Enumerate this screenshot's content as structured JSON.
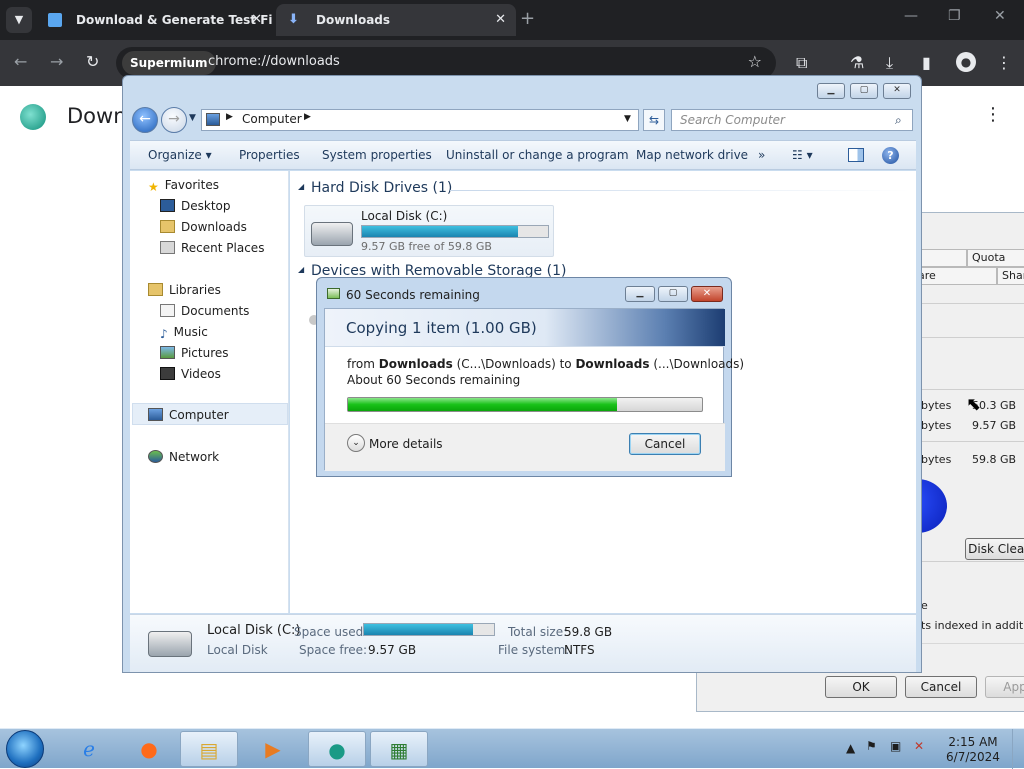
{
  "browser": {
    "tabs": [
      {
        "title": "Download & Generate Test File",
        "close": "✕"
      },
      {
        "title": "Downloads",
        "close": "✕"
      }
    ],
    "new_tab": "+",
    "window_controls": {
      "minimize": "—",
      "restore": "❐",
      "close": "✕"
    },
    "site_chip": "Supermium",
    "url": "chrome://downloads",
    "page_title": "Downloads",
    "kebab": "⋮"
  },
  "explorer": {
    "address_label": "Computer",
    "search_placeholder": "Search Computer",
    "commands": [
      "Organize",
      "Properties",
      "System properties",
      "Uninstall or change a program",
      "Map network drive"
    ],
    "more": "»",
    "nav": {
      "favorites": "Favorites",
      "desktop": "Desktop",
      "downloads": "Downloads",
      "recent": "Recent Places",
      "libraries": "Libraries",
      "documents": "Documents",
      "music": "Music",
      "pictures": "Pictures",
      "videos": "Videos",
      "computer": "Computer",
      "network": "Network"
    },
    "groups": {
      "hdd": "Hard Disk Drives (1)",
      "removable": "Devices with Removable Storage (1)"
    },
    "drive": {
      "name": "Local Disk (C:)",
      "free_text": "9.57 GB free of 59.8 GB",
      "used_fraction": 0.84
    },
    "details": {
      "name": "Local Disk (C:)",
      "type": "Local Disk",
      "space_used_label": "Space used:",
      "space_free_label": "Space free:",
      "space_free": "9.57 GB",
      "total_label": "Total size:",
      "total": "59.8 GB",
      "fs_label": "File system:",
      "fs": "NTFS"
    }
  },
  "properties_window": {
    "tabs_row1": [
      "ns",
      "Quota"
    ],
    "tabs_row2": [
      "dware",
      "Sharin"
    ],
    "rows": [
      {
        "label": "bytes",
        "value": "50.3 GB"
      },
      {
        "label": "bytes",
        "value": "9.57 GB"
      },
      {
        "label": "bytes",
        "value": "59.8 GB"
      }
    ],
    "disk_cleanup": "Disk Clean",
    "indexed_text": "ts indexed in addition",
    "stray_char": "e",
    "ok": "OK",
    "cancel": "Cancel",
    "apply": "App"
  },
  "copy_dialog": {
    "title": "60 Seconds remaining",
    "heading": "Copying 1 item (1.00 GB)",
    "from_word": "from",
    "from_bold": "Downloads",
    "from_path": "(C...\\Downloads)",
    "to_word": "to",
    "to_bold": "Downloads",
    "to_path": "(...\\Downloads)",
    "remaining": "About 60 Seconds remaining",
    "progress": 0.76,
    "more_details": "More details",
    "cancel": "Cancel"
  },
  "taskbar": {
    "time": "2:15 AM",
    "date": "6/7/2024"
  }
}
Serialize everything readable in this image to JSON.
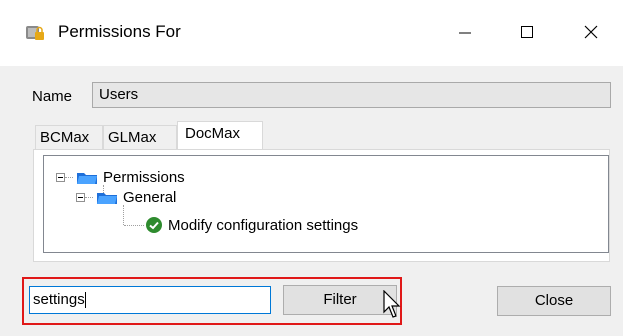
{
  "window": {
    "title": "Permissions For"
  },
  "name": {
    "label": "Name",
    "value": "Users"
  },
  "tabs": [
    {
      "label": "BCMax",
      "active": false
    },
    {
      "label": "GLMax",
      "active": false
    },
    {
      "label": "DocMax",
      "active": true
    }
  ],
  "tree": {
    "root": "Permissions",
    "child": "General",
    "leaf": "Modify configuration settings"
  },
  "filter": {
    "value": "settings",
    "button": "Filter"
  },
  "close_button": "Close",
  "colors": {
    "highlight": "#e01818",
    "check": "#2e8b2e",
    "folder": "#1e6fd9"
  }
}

--- --- ---

** PROBLEM STATEMENT **
Say how many lines in this material hold "File", and say nothing else.

** TASK RESULT **
2